● **Instructions to follow**:
An exact, picture-free copy of the listing is required.
^^^^
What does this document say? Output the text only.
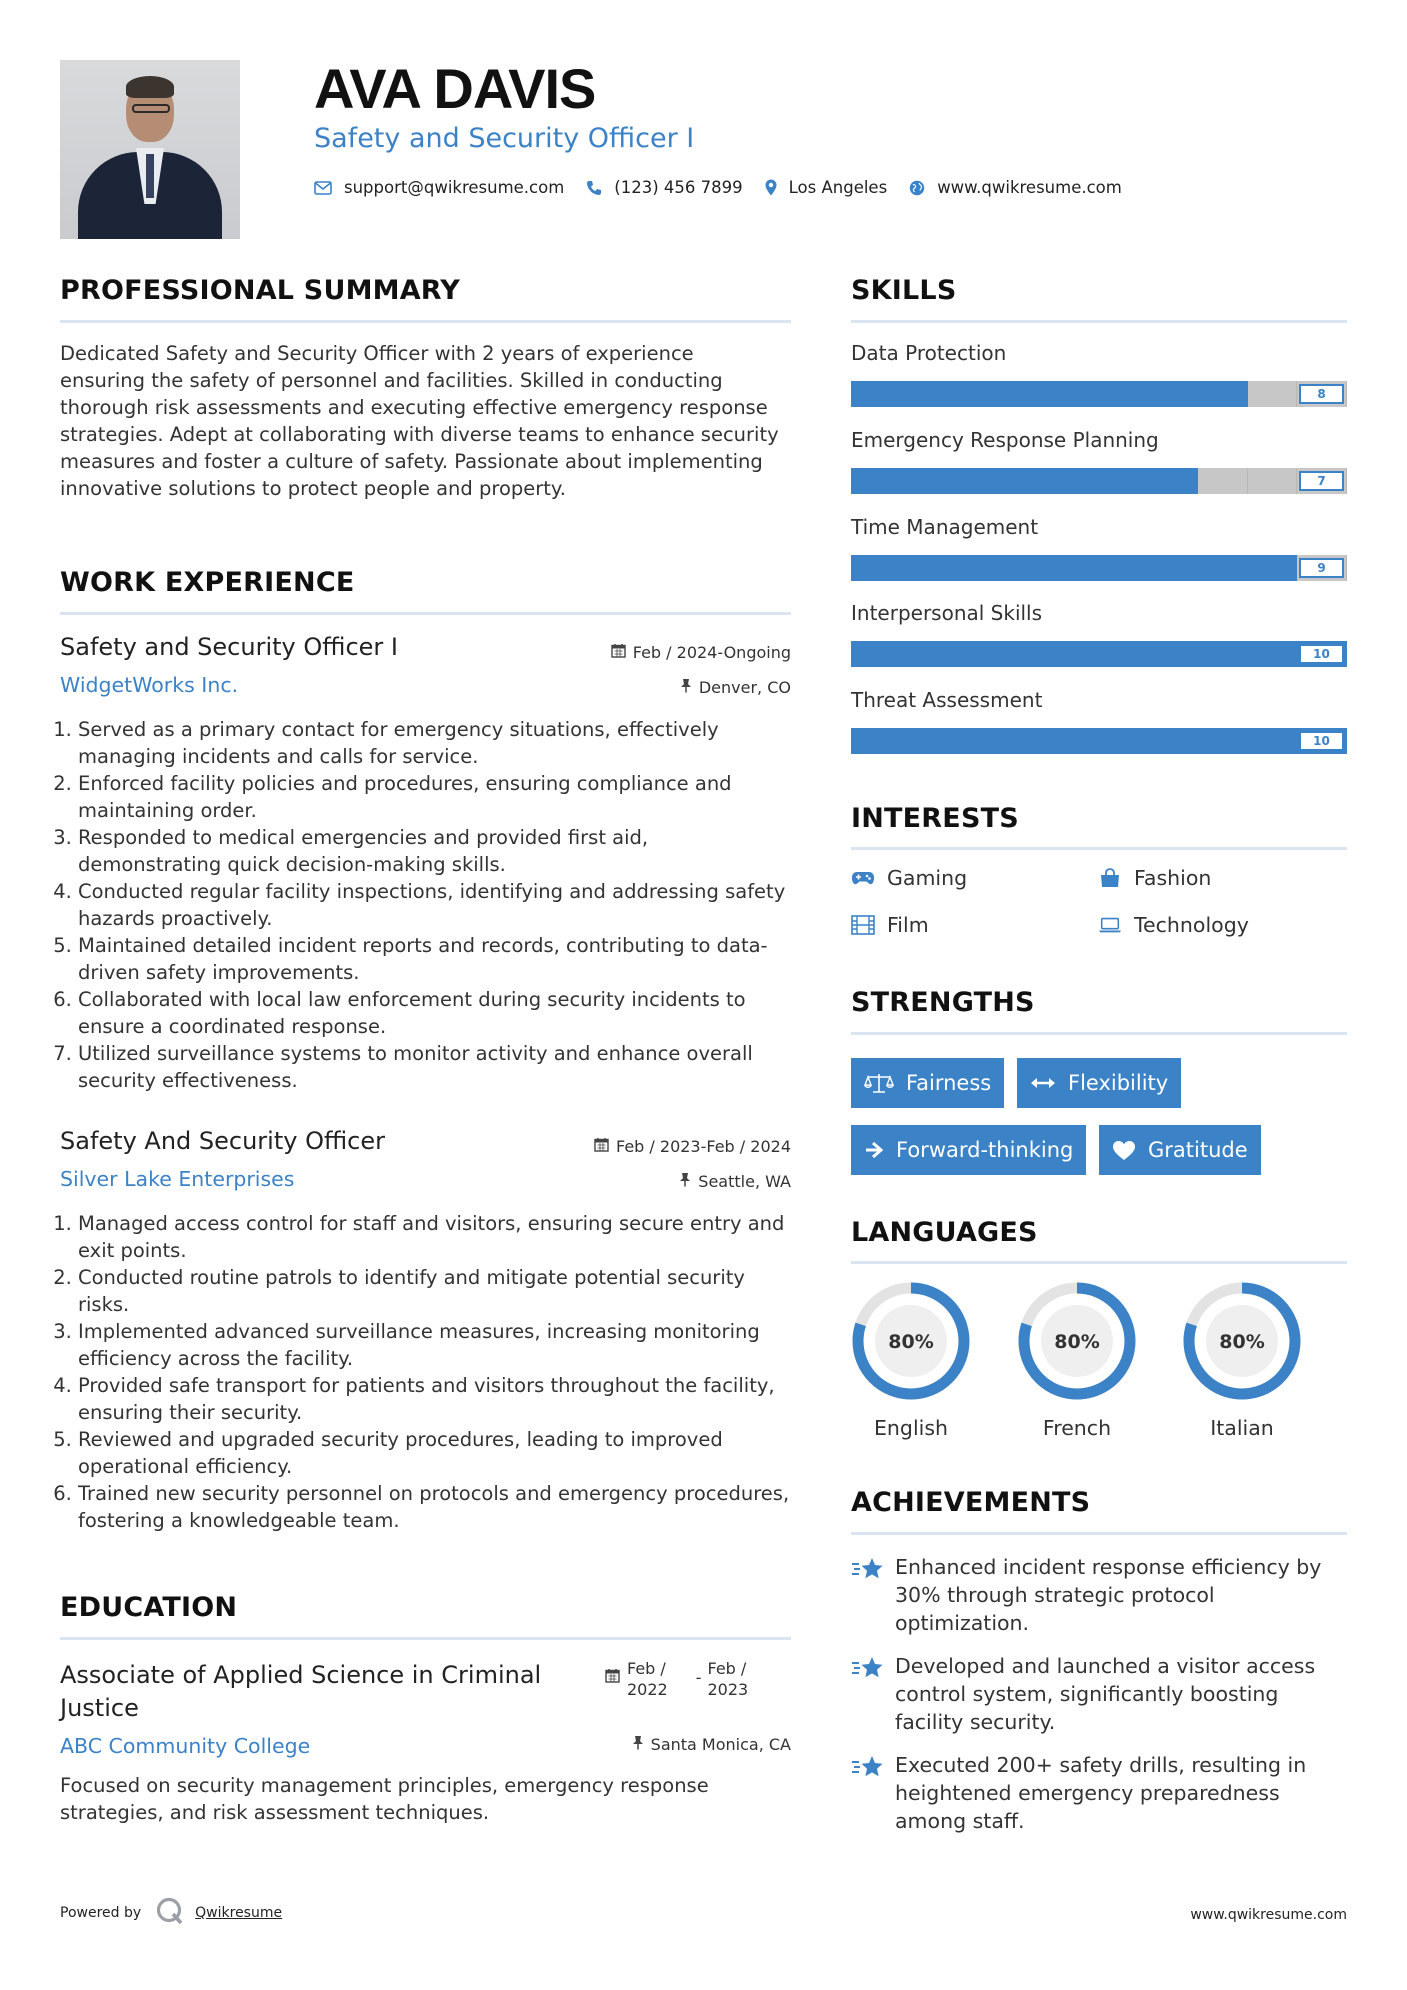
AVA DAVIS
Safety and Security Officer I
support@qwikresume.com	(123) 456 7899	Los Angeles	www.qwikresume.com
PROFESSIONAL SUMMARY
Dedicated Safety and Security Officer with 2 years of experience ensuring the safety of personnel and facilities. Skilled in conducting thorough risk assessments and executing effective emergency response strategies. Adept at collaborating with diverse teams to enhance security measures and foster a culture of safety. Passionate about implementing innovative solutions to protect people and property.
WORK EXPERIENCE
Safety and Security Officer I	Feb / 2024-Ongoing
WidgetWorks Inc.	Denver, CO
1. Served as a primary contact for emergency situations, effectively managing incidents and calls for service.
2. Enforced facility policies and procedures, ensuring compliance and maintaining order.
3. Responded to medical emergencies and provided first aid, demonstrating quick decision-making skills.
4. Conducted regular facility inspections, identifying and addressing safety hazards proactively.
5. Maintained detailed incident reports and records, contributing to data-driven safety improvements.
6. Collaborated with local law enforcement during security incidents to ensure a coordinated response.
7. Utilized surveillance systems to monitor activity and enhance overall security effectiveness.
Safety And Security Officer	Feb / 2023-Feb / 2024
Silver Lake Enterprises	Seattle, WA
1. Managed access control for staff and visitors, ensuring secure entry and exit points.
2. Conducted routine patrols to identify and mitigate potential security risks.
3. Implemented advanced surveillance measures, increasing monitoring efficiency across the facility.
4. Provided safe transport for patients and visitors throughout the facility, ensuring their security.
5. Reviewed and upgraded security procedures, leading to improved operational efficiency.
6. Trained new security personnel on protocols and emergency procedures, fostering a knowledgeable team.
EDUCATION
Associate of Applied Science in Criminal Justice
Feb /
2022
- Feb /
2023
ABC Community College	Santa Monica, CA
Focused on security management principles, emergency response strategies, and risk assessment techniques.
SKILLS
Data Protection
8
Emergency Response Planning
7
Time Management
9
Interpersonal Skills
10
Threat Assessment
10
INTERESTS
Gaming	Fashion
Film	Technology
STRENGTHS
Fairness	Flexibility
Forward-thinking	Gratitude
LANGUAGES
80%
English
80%
French
80%
Italian
ACHIEVEMENTS
Enhanced incident response efficiency by 30% through strategic protocol optimization.
Developed and launched a visitor access control system, significantly boosting facility security.
Executed 200+ safety drills, resulting in heightened emergency preparedness among staff.
Powered by	Qwikresume	www.qwikresume.com
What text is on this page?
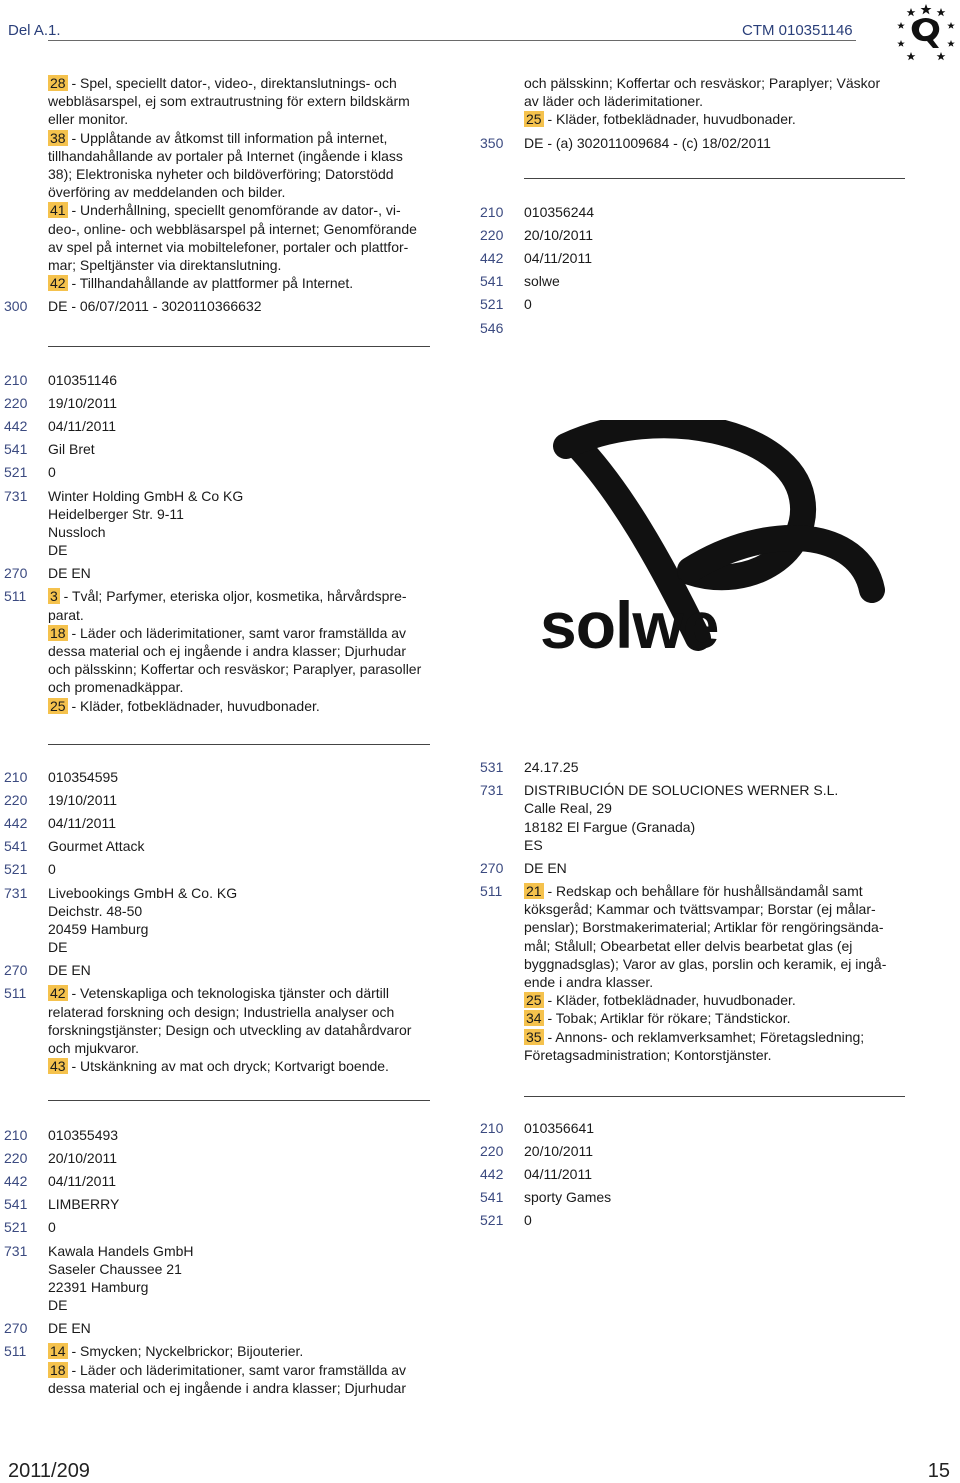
Del A.1.	CTM 010351146
28 - Spel, speciellt dator-, video-, direktanslutnings- och
webbläsarspel, ej som extrautrustning för extern bildskärm
eller monitor.
38 - Upplåtande av åtkomst till information på internet,
tillhandahållande av portaler på Internet (ingående i klass
38); Elektroniska nyheter och bildöverföring; Datorstödd
överföring av meddelanden och bilder.
41 - Underhållning, speciellt genomförande av dator-, vi-
deo-, online- och webbläsarspel på internet; Genomförande
av spel på internet via mobiltelefoner, portaler och plattfor-
mar; Speltjänster via direktanslutning.
42 - Tillhandahållande av plattformer på Internet.
300 DE - 06/07/2011 - 3020110366632
210 010351146
220 19/10/2011
442 04/11/2011
541 Gil Bret
521 0
731 Winter Holding GmbH & Co KG
Heidelberger Str. 9-11
Nussloch
DE
270 DE EN
511 3 - Tvål; Parfymer, eteriska oljor, kosmetika, hårvårdspre-
parat.
18 - Läder och läderimitationer, samt varor framställda av
dessa material och ej ingående i andra klasser; Djurhudar
och pälsskinn; Koffertar och resväskor; Paraplyer, parasoller
och promenadkäppar.
25 - Kläder, fotbeklädnader, huvudbonader.
210 010354595
220 19/10/2011
442 04/11/2011
541 Gourmet Attack
521 0
731 Livebookings GmbH & Co. KG
Deichstr. 48-50
20459 Hamburg
DE
270 DE EN
511 42 - Vetenskapliga och teknologiska tjänster och därtill
relaterad forskning och design; Industriella analyser och
forskningstjänster; Design och utveckling av datahårdvaror
och mjukvaror.
43 - Utskänkning av mat och dryck; Kortvarigt boende.
210 010355493
220 20/10/2011
442 04/11/2011
541 LIMBERRY
521 0
731 Kawala Handels GmbH
Saseler Chaussee 21
22391 Hamburg
DE
270 DE EN
511 14 - Smycken; Nyckelbrickor; Bijouterier.
18 - Läder och läderimitationer, samt varor framställda av
dessa material och ej ingående i andra klasser; Djurhudar
och pälsskinn; Koffertar och resväskor; Paraplyer; Väskor
av läder och läderimitationer.
25 - Kläder, fotbeklädnader, huvudbonader.
350 DE - (a) 302011009684 - (c) 18/02/2011
210 010356244
220 20/10/2011
442 04/11/2011
541 solwe
521 0
546
531 24.17.25
731 DISTRIBUCIÓN DE SOLUCIONES WERNER S.L.
Calle Real, 29
18182 El Fargue (Granada)
ES
270 DE EN
511 21 - Redskap och behållare för hushållsändamål samt
köksgeråd; Kammar och tvättsvampar; Borstar (ej målar-
penslar); Borstmakerimaterial; Artiklar för rengöringsända-
mål; Stålull; Obearbetat eller delvis bearbetat glas (ej
byggnadsglas); Varor av glas, porslin och keramik, ej ingå-
ende i andra klasser.
25 - Kläder, fotbeklädnader, huvudbonader.
34 - Tobak; Artiklar för rökare; Tändstickor.
35 - Annons- och reklamverksamhet; Företagsledning;
Företagsadministration; Kontorstjänster.
210 010356641
220 20/10/2011
442 04/11/2011
541 sporty Games
521 0
solwe
2011/209	15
^^^^
● **Your response**:
What does this document say? Output the text only.
AVA DAVIS
Safety and Security Officer I
support@qwikresume.com	(123) 456 7899	Los Angeles	www.qwikresume.com
PROFESSIONAL SUMMARY
Dedicated Safety and Security Officer with 2 years of experience ensuring the safety of personnel and facilities. Skilled in conducting thorough risk assessments and executing effective emergency response strategies. Adept at collaborating with diverse teams to enhance security measures and foster a culture of safety. Passionate about implementing innovative solutions to protect people and property.
WORK EXPERIENCE
Safety and Security Officer I	Feb / 2024-Ongoing
WidgetWorks Inc.	Denver, CO
1. Served as a primary contact for emergency situations, effectively managing incidents and calls for service.
2. Enforced facility policies and procedures, ensuring compliance and maintaining order.
3. Responded to medical emergencies and provided first aid, demonstrating quick decision-making skills.
4. Conducted regular facility inspections, identifying and addressing safety hazards proactively.
5. Maintained detailed incident reports and records, contributing to data-driven safety improvements.
6. Collaborated with local law enforcement during security incidents to ensure a coordinated response.
7. Utilized surveillance systems to monitor activity and enhance overall security effectiveness.
Safety And Security Officer	Feb / 2023-Feb / 2024
Silver Lake Enterprises	Seattle, WA
1. Managed access control for staff and visitors, ensuring secure entry and exit points.
2. Conducted routine patrols to identify and mitigate potential security risks.
3. Implemented advanced surveillance measures, increasing monitoring efficiency across the facility.
4. Provided safe transport for patients and visitors throughout the facility, ensuring their security.
5. Reviewed and upgraded security procedures, leading to improved operational efficiency.
6. Trained new security personnel on protocols and emergency procedures, fostering a knowledgeable team.
EDUCATION
Associate of Applied Science in Criminal Justice
Feb /
2022
- Feb /
2023
ABC Community College	Santa Monica, CA
Focused on security management principles, emergency response strategies, and risk assessment techniques.
SKILLS
Data Protection
8
Emergency Response Planning
7
Time Management
9
Interpersonal Skills
10
Threat Assessment
10
INTERESTS
Gaming	Fashion
Film	Technology
STRENGTHS
Fairness	Flexibility
Forward-thinking	Gratitude
LANGUAGES
80%
English
80%
French
80%
Italian
ACHIEVEMENTS
Enhanced incident response efficiency by 30% through strategic protocol optimization.
Developed and launched a visitor access control system, significantly boosting facility security.
Executed 200+ safety drills, resulting in heightened emergency preparedness among staff.
Powered by	Qwikresume	www.qwikresume.com
What text is on this page?
Del A.1.	CTM 010351146
28 - Spel, speciellt dator-, video-, direktanslutnings- och
webbläsarspel, ej som extrautrustning för extern bildskärm
eller monitor.
38 - Upplåtande av åtkomst till information på internet,
tillhandahållande av portaler på Internet (ingående i klass
38); Elektroniska nyheter och bildöverföring; Datorstödd
överföring av meddelanden och bilder.
41 - Underhållning, speciellt genomförande av dator-, vi-
deo-, online- och webbläsarspel på internet; Genomförande
av spel på internet via mobiltelefoner, portaler och plattfor-
mar; Speltjänster via direktanslutning.
42 - Tillhandahållande av plattformer på Internet.
300 DE - 06/07/2011 - 3020110366632
210 010351146
220 19/10/2011
442 04/11/2011
541 Gil Bret
521 0
731 Winter Holding GmbH & Co KG
Heidelberger Str. 9-11
Nussloch
DE
270 DE EN
511 3 - Tvål; Parfymer, eteriska oljor, kosmetika, hårvårdspre-
parat.
18 - Läder och läderimitationer, samt varor framställda av
dessa material och ej ingående i andra klasser; Djurhudar
och pälsskinn; Koffertar och resväskor; Paraplyer, parasoller
och promenadkäppar.
25 - Kläder, fotbeklädnader, huvudbonader.
210 010354595
220 19/10/2011
442 04/11/2011
541 Gourmet Attack
521 0
731 Livebookings GmbH & Co. KG
Deichstr. 48-50
20459 Hamburg
DE
270 DE EN
511 42 - Vetenskapliga och teknologiska tjänster och därtill
relaterad forskning och design; Industriella analyser och
forskningstjänster; Design och utveckling av datahårdvaror
och mjukvaror.
43 - Utskänkning av mat och dryck; Kortvarigt boende.
210 010355493
220 20/10/2011
442 04/11/2011
541 LIMBERRY
521 0
731 Kawala Handels GmbH
Saseler Chaussee 21
22391 Hamburg
DE
270 DE EN
511 14 - Smycken; Nyckelbrickor; Bijouterier.
18 - Läder och läderimitationer, samt varor framställda av
dessa material och ej ingående i andra klasser; Djurhudar
och pälsskinn; Koffertar och resväskor; Paraplyer; Väskor
av läder och läderimitationer.
25 - Kläder, fotbeklädnader, huvudbonader.
350 DE - (a) 302011009684 - (c) 18/02/2011
210 010356244
220 20/10/2011
442 04/11/2011
541 solwe
521 0
546
531 24.17.25
731 DISTRIBUCIÓN DE SOLUCIONES WERNER S.L.
Calle Real, 29
18182 El Fargue (Granada)
ES
270 DE EN
511 21 - Redskap och behållare för hushållsändamål samt
köksgeråd; Kammar och tvättsvampar; Borstar (ej målar-
penslar); Borstmakerimaterial; Artiklar för rengöringsända-
mål; Stålull; Obearbetat eller delvis bearbetat glas (ej
byggnadsglas); Varor av glas, porslin och keramik, ej ingå-
ende i andra klasser.
25 - Kläder, fotbeklädnader, huvudbonader.
34 - Tobak; Artiklar för rökare; Tändstickor.
35 - Annons- och reklamverksamhet; Företagsledning;
Företagsadministration; Kontorstjänster.
210 010356641
220 20/10/2011
442 04/11/2011
541 sporty Games
521 0
solwe
2011/209	15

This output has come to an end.